* Goal:
Reproduce each line of the listing exactly.

* Given data:
--- start ---
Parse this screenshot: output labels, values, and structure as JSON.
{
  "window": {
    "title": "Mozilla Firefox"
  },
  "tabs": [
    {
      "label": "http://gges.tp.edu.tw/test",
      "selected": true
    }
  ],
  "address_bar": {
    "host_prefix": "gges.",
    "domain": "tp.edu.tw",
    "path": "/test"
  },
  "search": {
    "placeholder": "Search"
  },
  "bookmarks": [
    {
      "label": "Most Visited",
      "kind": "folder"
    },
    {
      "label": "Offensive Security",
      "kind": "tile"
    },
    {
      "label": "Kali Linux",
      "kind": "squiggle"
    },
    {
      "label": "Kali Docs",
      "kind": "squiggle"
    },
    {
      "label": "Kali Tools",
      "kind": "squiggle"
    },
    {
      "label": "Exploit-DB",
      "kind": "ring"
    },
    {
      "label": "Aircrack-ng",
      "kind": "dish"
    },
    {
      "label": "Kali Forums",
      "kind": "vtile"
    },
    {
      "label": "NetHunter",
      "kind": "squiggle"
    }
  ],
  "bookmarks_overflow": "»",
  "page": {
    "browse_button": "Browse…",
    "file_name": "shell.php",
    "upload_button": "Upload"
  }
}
--- end ---
* Written response:
Parse this screenshot: output labels, values, and structure as JSON.
{
  "window": {
    "title": "Mozilla Firefox"
  },
  "tabs": [
    {
      "label": "http://gges.tp.edu.tw/test",
      "selected": true
    }
  ],
  "address_bar": {
    "host_prefix": "gges.",
    "domain": "tp.edu.tw",
    "path": "/test"
  },
  "search": {
    "placeholder": "Search"
  },
  "bookmarks": [
    {
      "label": "Most Visited",
      "kind": "folder"
    },
    {
      "label": "Offensive Security",
      "kind": "tile"
    },
    {
      "label": "Kali Linux",
      "kind": "squiggle"
    },
    {
      "label": "Kali Docs",
      "kind": "squiggle"
    },
    {
      "label": "Kali Tools",
      "kind": "squiggle"
    },
    {
      "label": "Exploit-DB",
      "kind": "ring"
    },
    {
      "label": "Aircrack-ng",
      "kind": "dish"
    },
    {
      "label": "Kali Forums",
      "kind": "vtile"
    },
    {
      "label": "NetHunter",
      "kind": "squiggle"
    }
  ],
  "bookmarks_overflow": "»",
  "page": {
    "browse_button": "Browse…",
    "file_name": "shell.php",
    "upload_button": "Upload"
  }
}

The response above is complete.